# Set exercise:
Find each line with the word "true" in it, then give the total alone.

────────────────

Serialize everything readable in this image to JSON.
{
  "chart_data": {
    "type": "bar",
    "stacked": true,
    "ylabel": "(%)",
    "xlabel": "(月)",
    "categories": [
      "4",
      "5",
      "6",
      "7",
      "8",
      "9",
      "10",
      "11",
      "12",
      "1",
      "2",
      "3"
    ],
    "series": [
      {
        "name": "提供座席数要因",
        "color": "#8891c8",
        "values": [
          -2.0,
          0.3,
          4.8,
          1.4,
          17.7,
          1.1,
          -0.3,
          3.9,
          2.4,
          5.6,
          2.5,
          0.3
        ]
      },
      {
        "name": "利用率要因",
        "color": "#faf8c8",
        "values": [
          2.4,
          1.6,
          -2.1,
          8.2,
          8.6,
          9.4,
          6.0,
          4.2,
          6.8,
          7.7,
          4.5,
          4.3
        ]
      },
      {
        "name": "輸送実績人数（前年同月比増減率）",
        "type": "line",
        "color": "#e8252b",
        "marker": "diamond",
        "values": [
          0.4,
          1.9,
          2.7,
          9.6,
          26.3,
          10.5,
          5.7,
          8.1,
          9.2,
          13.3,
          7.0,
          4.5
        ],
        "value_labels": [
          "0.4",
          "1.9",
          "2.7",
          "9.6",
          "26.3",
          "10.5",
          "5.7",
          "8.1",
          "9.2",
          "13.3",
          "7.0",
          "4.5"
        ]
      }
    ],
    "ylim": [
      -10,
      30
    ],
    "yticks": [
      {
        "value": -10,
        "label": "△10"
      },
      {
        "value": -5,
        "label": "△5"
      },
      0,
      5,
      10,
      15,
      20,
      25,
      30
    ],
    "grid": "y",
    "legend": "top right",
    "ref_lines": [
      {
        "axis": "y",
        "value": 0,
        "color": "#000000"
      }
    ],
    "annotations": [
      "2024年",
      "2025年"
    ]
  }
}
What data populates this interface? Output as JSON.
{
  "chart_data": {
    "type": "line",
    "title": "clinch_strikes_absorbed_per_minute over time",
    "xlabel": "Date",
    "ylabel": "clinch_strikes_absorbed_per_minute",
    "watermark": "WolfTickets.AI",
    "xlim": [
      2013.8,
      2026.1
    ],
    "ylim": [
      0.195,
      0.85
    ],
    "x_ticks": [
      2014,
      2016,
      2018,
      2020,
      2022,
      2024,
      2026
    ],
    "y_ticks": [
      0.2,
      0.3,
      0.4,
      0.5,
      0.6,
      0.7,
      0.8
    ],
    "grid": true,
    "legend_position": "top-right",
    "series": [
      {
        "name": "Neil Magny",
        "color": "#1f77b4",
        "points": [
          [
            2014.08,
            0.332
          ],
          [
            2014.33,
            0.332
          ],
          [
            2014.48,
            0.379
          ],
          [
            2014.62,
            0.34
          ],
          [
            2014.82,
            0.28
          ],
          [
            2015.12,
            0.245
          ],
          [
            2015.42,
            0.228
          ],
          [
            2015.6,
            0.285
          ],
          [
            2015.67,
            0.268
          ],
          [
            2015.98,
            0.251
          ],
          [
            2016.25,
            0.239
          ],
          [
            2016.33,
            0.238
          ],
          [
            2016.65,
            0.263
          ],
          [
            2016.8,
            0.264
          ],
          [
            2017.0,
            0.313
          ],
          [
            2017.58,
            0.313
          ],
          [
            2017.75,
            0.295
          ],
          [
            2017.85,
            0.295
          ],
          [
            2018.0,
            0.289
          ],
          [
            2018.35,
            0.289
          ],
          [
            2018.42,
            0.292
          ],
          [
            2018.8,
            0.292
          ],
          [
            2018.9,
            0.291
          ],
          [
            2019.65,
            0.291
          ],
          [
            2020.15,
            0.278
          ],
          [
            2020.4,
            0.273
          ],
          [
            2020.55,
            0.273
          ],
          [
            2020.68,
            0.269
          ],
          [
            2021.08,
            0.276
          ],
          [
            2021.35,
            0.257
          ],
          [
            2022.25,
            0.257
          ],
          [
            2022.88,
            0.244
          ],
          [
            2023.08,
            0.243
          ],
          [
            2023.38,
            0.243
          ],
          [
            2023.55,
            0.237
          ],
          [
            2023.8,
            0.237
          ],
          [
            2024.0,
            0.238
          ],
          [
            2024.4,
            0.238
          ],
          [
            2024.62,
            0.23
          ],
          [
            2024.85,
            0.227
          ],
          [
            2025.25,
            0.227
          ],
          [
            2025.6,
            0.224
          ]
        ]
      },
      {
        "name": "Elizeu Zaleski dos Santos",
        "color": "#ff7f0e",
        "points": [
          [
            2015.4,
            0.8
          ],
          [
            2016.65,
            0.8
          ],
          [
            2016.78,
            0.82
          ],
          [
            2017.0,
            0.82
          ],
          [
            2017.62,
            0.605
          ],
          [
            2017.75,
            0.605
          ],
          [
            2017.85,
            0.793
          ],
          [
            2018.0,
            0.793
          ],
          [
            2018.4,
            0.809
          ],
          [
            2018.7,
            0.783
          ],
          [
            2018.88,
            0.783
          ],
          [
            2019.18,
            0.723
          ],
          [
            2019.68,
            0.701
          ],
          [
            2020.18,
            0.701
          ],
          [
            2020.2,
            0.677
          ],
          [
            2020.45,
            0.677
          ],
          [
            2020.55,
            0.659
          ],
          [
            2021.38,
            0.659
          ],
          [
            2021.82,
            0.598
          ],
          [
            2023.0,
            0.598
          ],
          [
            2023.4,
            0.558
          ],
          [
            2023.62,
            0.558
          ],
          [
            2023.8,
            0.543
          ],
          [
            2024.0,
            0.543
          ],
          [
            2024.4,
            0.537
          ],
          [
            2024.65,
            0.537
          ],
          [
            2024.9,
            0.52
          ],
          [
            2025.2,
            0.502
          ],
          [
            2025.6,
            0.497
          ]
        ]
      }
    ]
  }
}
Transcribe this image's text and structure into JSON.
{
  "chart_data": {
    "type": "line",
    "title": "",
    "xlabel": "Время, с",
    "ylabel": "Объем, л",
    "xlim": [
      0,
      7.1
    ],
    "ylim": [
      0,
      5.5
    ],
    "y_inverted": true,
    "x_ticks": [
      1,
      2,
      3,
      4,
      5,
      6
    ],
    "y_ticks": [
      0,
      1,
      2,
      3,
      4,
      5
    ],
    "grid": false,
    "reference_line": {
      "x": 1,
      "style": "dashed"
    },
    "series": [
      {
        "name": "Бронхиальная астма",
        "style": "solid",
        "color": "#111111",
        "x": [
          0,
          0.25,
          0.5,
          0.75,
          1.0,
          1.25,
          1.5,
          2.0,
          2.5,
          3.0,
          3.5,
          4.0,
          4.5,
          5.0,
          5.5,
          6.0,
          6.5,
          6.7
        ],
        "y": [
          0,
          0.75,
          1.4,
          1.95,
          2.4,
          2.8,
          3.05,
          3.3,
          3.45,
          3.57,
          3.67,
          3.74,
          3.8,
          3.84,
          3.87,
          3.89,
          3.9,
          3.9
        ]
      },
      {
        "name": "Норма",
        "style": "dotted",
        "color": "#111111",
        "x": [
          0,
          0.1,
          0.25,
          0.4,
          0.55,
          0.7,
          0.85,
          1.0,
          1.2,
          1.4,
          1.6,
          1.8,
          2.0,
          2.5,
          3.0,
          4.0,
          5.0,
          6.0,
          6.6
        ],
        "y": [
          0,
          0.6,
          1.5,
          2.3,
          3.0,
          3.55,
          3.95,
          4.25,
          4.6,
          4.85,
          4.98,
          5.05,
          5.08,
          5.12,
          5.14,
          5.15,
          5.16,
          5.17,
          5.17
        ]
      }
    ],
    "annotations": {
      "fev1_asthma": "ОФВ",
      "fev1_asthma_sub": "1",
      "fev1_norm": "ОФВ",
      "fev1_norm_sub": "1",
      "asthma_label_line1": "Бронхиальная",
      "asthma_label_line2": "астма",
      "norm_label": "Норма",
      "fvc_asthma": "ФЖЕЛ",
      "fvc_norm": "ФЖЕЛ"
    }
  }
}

────────────────

# Exercise response:
3